— start of Input for this task —
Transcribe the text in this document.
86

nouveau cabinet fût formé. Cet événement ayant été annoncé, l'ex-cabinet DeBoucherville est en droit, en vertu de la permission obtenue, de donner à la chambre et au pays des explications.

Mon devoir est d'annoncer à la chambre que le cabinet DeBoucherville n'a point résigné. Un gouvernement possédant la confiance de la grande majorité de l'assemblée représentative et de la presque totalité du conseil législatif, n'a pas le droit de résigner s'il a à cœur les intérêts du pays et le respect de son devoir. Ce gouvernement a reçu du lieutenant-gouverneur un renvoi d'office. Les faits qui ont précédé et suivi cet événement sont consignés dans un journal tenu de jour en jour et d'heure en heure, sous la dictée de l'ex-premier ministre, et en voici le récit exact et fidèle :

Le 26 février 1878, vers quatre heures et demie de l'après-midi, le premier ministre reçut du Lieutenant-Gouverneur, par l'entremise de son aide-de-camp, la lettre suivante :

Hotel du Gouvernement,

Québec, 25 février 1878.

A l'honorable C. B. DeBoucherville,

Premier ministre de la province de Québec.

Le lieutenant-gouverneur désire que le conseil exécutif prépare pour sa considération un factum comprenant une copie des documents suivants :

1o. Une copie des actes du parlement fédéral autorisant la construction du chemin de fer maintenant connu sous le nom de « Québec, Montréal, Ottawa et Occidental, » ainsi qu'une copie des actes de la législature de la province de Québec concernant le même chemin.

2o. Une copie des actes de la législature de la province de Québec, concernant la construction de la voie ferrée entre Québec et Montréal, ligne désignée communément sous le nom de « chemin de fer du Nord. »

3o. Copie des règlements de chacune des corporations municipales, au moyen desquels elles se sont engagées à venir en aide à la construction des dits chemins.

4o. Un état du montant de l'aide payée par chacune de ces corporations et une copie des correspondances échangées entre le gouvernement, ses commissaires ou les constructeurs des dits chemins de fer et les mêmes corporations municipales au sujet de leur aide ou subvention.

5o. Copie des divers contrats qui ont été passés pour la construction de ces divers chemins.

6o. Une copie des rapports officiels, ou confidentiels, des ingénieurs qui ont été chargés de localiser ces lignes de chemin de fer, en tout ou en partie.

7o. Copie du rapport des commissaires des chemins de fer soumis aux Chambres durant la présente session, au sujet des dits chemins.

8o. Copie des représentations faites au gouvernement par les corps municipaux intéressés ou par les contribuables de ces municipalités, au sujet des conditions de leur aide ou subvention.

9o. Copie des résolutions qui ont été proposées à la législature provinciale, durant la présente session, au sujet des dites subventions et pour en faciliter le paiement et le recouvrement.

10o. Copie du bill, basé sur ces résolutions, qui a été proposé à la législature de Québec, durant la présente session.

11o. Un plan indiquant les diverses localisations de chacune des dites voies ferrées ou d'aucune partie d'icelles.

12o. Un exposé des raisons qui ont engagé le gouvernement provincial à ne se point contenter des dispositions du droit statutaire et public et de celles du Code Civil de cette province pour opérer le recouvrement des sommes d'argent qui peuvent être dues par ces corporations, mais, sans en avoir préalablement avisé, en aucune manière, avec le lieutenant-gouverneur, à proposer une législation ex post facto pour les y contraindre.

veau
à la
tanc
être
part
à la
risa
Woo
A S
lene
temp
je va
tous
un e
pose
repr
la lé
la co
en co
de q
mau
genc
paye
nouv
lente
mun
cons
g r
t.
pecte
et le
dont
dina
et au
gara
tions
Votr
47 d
— end of Input for this task —
* What to work on: From the listing above, copy every line that holds the string "aucune".

* Solution to the problem:
11o. Un plan indiquant les diverses localisations de chacune des dites voies ferrées ou d'aucune partie d'icelles.
12o. Un exposé des raisons qui ont engagé le gouvernement provincial à ne se point contenter des dispositions du droit statutaire et public et de celles du Code Civil de cette province pour opérer le recouvrement des sommes d'argent qui peuvent être dues par ces corporations, mais, sans en avoir préalablement avisé, en aucune manière, avec le lieutenant-gouverneur, à proposer une législation ex post facto pour les y contraindre.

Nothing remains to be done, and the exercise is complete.